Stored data
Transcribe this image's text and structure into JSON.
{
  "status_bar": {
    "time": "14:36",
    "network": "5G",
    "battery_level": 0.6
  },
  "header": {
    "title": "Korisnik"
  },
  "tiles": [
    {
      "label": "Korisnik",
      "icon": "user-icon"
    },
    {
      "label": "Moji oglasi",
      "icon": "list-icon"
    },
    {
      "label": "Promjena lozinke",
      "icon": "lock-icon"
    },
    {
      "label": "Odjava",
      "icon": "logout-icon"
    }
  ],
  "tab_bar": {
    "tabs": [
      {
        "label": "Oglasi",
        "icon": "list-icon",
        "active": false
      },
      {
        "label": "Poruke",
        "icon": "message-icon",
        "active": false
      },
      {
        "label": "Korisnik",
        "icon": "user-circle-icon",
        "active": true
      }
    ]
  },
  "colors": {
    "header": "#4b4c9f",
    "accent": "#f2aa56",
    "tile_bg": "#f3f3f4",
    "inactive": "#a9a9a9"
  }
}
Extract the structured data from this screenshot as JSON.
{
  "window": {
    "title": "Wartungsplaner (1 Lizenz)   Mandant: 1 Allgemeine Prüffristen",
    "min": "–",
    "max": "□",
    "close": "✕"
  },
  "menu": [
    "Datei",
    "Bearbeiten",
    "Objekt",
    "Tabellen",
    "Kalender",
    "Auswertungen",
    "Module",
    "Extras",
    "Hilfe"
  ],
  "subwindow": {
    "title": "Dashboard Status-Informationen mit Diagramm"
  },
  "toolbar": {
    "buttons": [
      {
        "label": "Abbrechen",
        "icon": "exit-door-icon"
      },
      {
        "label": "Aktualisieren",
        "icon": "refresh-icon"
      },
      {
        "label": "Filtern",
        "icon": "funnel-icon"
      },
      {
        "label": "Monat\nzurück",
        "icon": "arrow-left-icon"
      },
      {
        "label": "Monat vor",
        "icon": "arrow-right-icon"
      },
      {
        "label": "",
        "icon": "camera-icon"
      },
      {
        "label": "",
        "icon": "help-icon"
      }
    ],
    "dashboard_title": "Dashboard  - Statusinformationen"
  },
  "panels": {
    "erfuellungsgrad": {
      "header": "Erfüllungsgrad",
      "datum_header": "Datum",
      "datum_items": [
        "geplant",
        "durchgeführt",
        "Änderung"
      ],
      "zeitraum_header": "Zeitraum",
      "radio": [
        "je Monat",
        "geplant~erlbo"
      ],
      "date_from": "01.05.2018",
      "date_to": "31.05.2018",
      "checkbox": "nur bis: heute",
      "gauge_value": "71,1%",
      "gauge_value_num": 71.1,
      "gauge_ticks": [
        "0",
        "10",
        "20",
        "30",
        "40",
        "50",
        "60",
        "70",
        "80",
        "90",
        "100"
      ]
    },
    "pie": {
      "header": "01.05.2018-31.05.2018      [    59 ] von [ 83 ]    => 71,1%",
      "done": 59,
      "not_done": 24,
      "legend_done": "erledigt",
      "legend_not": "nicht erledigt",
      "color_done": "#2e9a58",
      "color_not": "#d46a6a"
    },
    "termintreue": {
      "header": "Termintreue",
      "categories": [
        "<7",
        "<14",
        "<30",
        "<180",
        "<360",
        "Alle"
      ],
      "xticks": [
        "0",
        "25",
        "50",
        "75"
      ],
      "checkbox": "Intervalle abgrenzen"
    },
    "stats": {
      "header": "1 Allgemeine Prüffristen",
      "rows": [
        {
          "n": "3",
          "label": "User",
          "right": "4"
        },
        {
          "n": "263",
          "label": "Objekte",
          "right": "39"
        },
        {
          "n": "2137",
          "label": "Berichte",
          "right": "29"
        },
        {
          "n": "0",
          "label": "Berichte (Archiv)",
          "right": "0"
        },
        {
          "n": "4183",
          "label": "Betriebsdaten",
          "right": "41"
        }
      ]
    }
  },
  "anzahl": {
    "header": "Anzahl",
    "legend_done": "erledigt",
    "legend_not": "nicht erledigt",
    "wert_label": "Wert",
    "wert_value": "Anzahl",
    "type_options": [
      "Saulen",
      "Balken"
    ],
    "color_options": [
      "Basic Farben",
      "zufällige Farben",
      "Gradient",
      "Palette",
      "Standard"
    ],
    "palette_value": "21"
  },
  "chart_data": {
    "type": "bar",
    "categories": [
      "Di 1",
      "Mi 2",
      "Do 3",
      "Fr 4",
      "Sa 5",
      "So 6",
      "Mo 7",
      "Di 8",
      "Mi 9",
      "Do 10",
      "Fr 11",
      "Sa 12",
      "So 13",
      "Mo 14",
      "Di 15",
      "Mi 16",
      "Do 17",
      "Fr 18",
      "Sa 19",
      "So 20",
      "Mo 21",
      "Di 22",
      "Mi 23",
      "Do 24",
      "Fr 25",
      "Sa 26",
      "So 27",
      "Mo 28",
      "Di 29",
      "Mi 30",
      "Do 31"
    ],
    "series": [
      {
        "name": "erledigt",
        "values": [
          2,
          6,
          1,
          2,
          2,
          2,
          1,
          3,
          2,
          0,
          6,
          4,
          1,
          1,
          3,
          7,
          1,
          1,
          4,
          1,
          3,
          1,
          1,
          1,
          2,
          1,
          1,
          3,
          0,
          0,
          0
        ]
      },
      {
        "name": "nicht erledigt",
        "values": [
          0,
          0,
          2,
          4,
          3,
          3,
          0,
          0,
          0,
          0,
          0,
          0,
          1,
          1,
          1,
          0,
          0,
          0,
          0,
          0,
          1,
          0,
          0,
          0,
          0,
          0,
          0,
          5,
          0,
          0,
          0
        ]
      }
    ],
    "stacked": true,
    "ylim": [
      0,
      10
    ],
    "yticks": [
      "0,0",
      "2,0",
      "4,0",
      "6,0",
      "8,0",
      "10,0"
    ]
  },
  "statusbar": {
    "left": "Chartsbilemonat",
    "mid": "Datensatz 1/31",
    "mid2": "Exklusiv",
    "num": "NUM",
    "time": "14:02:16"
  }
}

§ **What this task involves**:
Print out the whole listing exactly as it appears.

§ **In response**:
Transcribe this image's text and structure into JSON.
{
  "status_bar": {
    "time": "14:36",
    "network": "5G",
    "battery_level": 0.6
  },
  "header": {
    "title": "Korisnik"
  },
  "tiles": [
    {
      "label": "Korisnik",
      "icon": "user-icon"
    },
    {
      "label": "Moji oglasi",
      "icon": "list-icon"
    },
    {
      "label": "Promjena lozinke",
      "icon": "lock-icon"
    },
    {
      "label": "Odjava",
      "icon": "logout-icon"
    }
  ],
  "tab_bar": {
    "tabs": [
      {
        "label": "Oglasi",
        "icon": "list-icon",
        "active": false
      },
      {
        "label": "Poruke",
        "icon": "message-icon",
        "active": false
      },
      {
        "label": "Korisnik",
        "icon": "user-circle-icon",
        "active": true
      }
    ]
  },
  "colors": {
    "header": "#4b4c9f",
    "accent": "#f2aa56",
    "tile_bg": "#f3f3f4",
    "inactive": "#a9a9a9"
  }
}
Extract the structured data from this screenshot as JSON.
{
  "window": {
    "title": "Wartungsplaner (1 Lizenz)   Mandant: 1 Allgemeine Prüffristen",
    "min": "–",
    "max": "□",
    "close": "✕"
  },
  "menu": [
    "Datei",
    "Bearbeiten",
    "Objekt",
    "Tabellen",
    "Kalender",
    "Auswertungen",
    "Module",
    "Extras",
    "Hilfe"
  ],
  "subwindow": {
    "title": "Dashboard Status-Informationen mit Diagramm"
  },
  "toolbar": {
    "buttons": [
      {
        "label": "Abbrechen",
        "icon": "exit-door-icon"
      },
      {
        "label": "Aktualisieren",
        "icon": "refresh-icon"
      },
      {
        "label": "Filtern",
        "icon": "funnel-icon"
      },
      {
        "label": "Monat\nzurück",
        "icon": "arrow-left-icon"
      },
      {
        "label": "Monat vor",
        "icon": "arrow-right-icon"
      },
      {
        "label": "",
        "icon": "camera-icon"
      },
      {
        "label": "",
        "icon": "help-icon"
      }
    ],
    "dashboard_title": "Dashboard  - Statusinformationen"
  },
  "panels": {
    "erfuellungsgrad": {
      "header": "Erfüllungsgrad",
      "datum_header": "Datum",
      "datum_items": [
        "geplant",
        "durchgeführt",
        "Änderung"
      ],
      "zeitraum_header": "Zeitraum",
      "radio": [
        "je Monat",
        "geplant~erlbo"
      ],
      "date_from": "01.05.2018",
      "date_to": "31.05.2018",
      "checkbox": "nur bis: heute",
      "gauge_value": "71,1%",
      "gauge_value_num": 71.1,
      "gauge_ticks": [
        "0",
        "10",
        "20",
        "30",
        "40",
        "50",
        "60",
        "70",
        "80",
        "90",
        "100"
      ]
    },
    "pie": {
      "header": "01.05.2018-31.05.2018      [    59 ] von [ 83 ]    => 71,1%",
      "done": 59,
      "not_done": 24,
      "legend_done": "erledigt",
      "legend_not": "nicht erledigt",
      "color_done": "#2e9a58",
      "color_not": "#d46a6a"
    },
    "termintreue": {
      "header": "Termintreue",
      "categories": [
        "<7",
        "<14",
        "<30",
        "<180",
        "<360",
        "Alle"
      ],
      "xticks": [
        "0",
        "25",
        "50",
        "75"
      ],
      "checkbox": "Intervalle abgrenzen"
    },
    "stats": {
      "header": "1 Allgemeine Prüffristen",
      "rows": [
        {
          "n": "3",
          "label": "User",
          "right": "4"
        },
        {
          "n": "263",
          "label": "Objekte",
          "right": "39"
        },
        {
          "n": "2137",
          "label": "Berichte",
          "right": "29"
        },
        {
          "n": "0",
          "label": "Berichte (Archiv)",
          "right": "0"
        },
        {
          "n": "4183",
          "label": "Betriebsdaten",
          "right": "41"
        }
      ]
    }
  },
  "anzahl": {
    "header": "Anzahl",
    "legend_done": "erledigt",
    "legend_not": "nicht erledigt",
    "wert_label": "Wert",
    "wert_value": "Anzahl",
    "type_options": [
      "Saulen",
      "Balken"
    ],
    "color_options": [
      "Basic Farben",
      "zufällige Farben",
      "Gradient",
      "Palette",
      "Standard"
    ],
    "palette_value": "21"
  },
  "chart_data": {
    "type": "bar",
    "categories": [
      "Di 1",
      "Mi 2",
      "Do 3",
      "Fr 4",
      "Sa 5",
      "So 6",
      "Mo 7",
      "Di 8",
      "Mi 9",
      "Do 10",
      "Fr 11",
      "Sa 12",
      "So 13",
      "Mo 14",
      "Di 15",
      "Mi 16",
      "Do 17",
      "Fr 18",
      "Sa 19",
      "So 20",
      "Mo 21",
      "Di 22",
      "Mi 23",
      "Do 24",
      "Fr 25",
      "Sa 26",
      "So 27",
      "Mo 28",
      "Di 29",
      "Mi 30",
      "Do 31"
    ],
    "series": [
      {
        "name": "erledigt",
        "values": [
          2,
          6,
          1,
          2,
          2,
          2,
          1,
          3,
          2,
          0,
          6,
          4,
          1,
          1,
          3,
          7,
          1,
          1,
          4,
          1,
          3,
          1,
          1,
          1,
          2,
          1,
          1,
          3,
          0,
          0,
          0
        ]
      },
      {
        "name": "nicht erledigt",
        "values": [
          0,
          0,
          2,
          4,
          3,
          3,
          0,
          0,
          0,
          0,
          0,
          0,
          1,
          1,
          1,
          0,
          0,
          0,
          0,
          0,
          1,
          0,
          0,
          0,
          0,
          0,
          0,
          5,
          0,
          0,
          0
        ]
      }
    ],
    "stacked": true,
    "ylim": [
      0,
      10
    ],
    "yticks": [
      "0,0",
      "2,0",
      "4,0",
      "6,0",
      "8,0",
      "10,0"
    ]
  },
  "statusbar": {
    "left": "Chartsbilemonat",
    "mid": "Datensatz 1/31",
    "mid2": "Exklusiv",
    "num": "NUM",
    "time": "14:02:16"
  }
}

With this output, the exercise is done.